== Records from a collection ==
<<<<

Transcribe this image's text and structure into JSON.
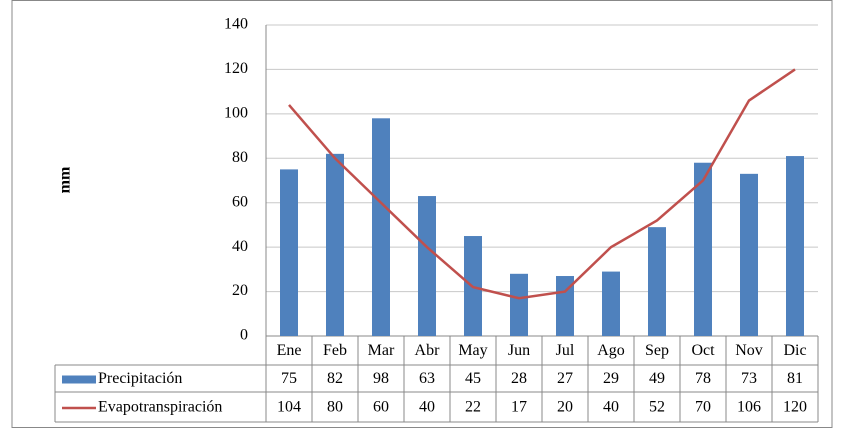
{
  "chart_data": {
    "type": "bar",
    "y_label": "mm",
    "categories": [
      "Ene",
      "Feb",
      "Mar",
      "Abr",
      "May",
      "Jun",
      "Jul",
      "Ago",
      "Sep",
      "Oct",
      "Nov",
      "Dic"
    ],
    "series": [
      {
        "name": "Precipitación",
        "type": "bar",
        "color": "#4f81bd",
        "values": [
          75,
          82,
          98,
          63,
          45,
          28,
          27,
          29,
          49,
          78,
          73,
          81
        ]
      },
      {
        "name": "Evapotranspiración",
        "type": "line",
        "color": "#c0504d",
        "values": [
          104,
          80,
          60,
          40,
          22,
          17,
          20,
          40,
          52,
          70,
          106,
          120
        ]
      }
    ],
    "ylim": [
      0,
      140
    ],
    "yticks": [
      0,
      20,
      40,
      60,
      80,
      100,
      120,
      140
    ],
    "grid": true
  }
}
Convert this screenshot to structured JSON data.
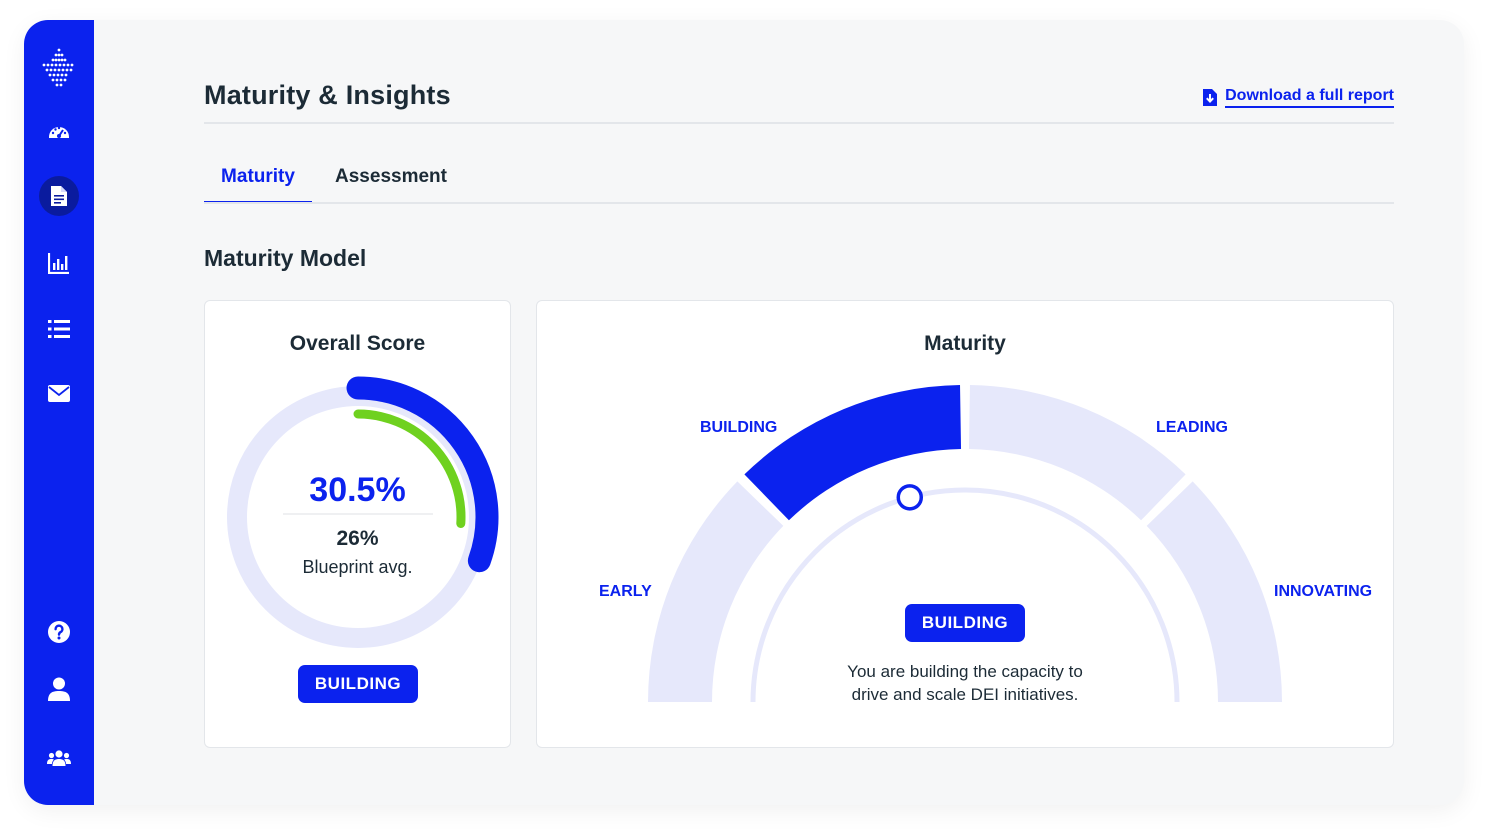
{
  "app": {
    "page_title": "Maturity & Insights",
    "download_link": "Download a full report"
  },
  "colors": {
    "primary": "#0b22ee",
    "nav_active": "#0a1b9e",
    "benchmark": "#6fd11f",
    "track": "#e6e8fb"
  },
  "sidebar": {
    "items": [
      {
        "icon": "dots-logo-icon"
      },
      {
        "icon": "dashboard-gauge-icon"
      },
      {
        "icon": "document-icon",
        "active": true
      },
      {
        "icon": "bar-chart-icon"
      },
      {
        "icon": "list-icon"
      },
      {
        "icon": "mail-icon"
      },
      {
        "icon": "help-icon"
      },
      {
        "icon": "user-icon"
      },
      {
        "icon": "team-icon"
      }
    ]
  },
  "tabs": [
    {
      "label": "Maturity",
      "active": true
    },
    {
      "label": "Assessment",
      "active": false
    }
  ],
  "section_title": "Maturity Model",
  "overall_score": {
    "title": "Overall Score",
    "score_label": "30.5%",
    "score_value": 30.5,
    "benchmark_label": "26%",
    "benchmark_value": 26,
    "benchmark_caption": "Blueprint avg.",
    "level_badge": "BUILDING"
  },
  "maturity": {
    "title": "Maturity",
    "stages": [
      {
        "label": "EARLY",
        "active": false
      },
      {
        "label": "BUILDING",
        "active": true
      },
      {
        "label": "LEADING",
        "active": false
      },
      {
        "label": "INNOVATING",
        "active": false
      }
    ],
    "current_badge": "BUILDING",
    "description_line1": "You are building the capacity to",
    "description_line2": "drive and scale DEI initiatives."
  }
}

>>>>
<<<<

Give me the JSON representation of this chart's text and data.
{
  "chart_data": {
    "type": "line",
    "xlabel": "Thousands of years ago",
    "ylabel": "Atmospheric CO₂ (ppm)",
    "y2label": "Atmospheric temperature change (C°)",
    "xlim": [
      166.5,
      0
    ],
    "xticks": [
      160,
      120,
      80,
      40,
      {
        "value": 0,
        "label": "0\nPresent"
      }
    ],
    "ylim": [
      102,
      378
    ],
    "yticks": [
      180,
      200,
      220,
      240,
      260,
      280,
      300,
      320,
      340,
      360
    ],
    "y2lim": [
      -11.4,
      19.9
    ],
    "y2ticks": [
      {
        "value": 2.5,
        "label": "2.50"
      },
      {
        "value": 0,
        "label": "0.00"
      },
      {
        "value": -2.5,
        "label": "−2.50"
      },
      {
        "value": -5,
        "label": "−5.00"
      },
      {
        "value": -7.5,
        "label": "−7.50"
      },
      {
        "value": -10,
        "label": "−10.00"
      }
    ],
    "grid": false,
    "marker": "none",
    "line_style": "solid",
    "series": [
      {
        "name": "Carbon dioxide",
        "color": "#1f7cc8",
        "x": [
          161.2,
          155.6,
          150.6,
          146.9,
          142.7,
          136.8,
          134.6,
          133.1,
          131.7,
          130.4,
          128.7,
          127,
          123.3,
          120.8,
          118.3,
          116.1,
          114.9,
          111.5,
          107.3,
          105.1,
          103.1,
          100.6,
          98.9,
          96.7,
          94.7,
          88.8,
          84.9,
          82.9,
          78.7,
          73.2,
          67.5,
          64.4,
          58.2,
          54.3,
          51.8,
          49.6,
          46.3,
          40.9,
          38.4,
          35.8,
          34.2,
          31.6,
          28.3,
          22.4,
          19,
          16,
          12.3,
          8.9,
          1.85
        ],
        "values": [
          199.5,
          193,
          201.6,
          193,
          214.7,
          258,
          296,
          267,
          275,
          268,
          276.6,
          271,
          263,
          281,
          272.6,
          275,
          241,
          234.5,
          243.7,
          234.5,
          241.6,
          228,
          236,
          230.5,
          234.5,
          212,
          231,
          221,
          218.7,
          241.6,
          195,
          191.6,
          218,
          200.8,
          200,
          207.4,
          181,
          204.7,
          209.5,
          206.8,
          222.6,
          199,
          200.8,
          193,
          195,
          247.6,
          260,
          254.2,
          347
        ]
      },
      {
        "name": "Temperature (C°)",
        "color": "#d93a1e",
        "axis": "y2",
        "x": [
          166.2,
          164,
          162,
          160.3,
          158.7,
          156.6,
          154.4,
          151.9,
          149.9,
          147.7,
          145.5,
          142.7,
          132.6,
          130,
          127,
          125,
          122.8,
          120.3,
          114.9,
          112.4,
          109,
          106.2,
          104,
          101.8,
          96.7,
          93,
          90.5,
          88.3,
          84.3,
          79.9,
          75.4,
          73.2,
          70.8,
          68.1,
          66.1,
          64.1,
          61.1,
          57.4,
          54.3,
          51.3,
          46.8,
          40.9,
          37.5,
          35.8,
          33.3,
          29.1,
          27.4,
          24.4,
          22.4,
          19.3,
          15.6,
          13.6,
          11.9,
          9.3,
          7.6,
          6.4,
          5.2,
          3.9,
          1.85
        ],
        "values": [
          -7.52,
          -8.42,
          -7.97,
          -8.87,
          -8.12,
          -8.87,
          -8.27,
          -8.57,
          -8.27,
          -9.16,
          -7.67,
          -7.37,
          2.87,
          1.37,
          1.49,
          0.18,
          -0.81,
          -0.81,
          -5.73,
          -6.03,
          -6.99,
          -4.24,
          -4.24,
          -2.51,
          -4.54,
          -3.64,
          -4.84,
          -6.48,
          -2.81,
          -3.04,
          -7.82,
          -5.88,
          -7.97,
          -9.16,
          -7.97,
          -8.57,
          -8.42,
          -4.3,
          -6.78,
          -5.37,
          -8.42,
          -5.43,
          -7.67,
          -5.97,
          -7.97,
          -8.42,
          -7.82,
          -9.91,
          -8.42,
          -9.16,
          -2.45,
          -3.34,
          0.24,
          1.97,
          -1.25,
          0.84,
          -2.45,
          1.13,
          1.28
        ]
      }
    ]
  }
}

>>>>

Identify and copy the lines holding the word "type".

    "type": "bar",
        "type": "bar",
        "type": "line",
    "type": "line",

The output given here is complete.